***** Supplied information *****

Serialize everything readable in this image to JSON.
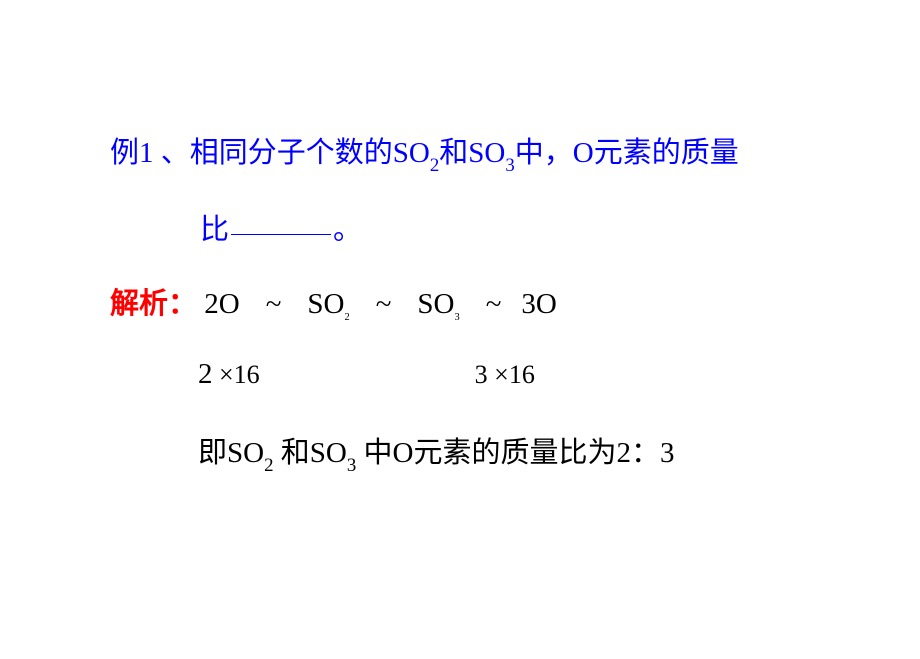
{
  "question": {
    "prefix": "例1 、相同分子个数的SO",
    "sub1": "2",
    "mid1": "和SO",
    "sub2": "3",
    "mid2": "中，O元素的质量",
    "line2_prefix": "比",
    "line2_suffix": "。"
  },
  "analysis": {
    "label": "解析：",
    "p1": " 2O",
    "tilde1": "~",
    "p2": "SO",
    "p2_sub": "2",
    "tilde2": "~",
    "p3": "SO",
    "p3_sub": "3",
    "tilde3": "~",
    "p4": "3O"
  },
  "calc": {
    "left_num": "2",
    "left_rest": " ×16",
    "right_num": "3",
    "right_rest": " ×16"
  },
  "conclusion": {
    "p1": "即SO",
    "s1": "2",
    "p2": " 和SO",
    "s2": "3",
    "p3": " 中O元素的质量比为2：3"
  },
  "style": {
    "question_color": "#0000ff",
    "label_color": "#ff0000",
    "body_color": "#000000",
    "background": "#ffffff",
    "base_fontsize": 29,
    "calc_fontsize": 26
  }
}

*****

What is required:
Output the full set of records above without changing a word, and drop the images.

Problem solution:
Serialize everything readable in this image to JSON.
{
  "question": {
    "prefix": "例1 、相同分子个数的SO",
    "sub1": "2",
    "mid1": "和SO",
    "sub2": "3",
    "mid2": "中，O元素的质量",
    "line2_prefix": "比",
    "line2_suffix": "。"
  },
  "analysis": {
    "label": "解析：",
    "p1": " 2O",
    "tilde1": "~",
    "p2": "SO",
    "p2_sub": "2",
    "tilde2": "~",
    "p3": "SO",
    "p3_sub": "3",
    "tilde3": "~",
    "p4": "3O"
  },
  "calc": {
    "left_num": "2",
    "left_rest": " ×16",
    "right_num": "3",
    "right_rest": " ×16"
  },
  "conclusion": {
    "p1": "即SO",
    "s1": "2",
    "p2": " 和SO",
    "s2": "3",
    "p3": " 中O元素的质量比为2：3"
  },
  "style": {
    "question_color": "#0000ff",
    "label_color": "#ff0000",
    "body_color": "#000000",
    "background": "#ffffff",
    "base_fontsize": 29,
    "calc_fontsize": 26
  }
}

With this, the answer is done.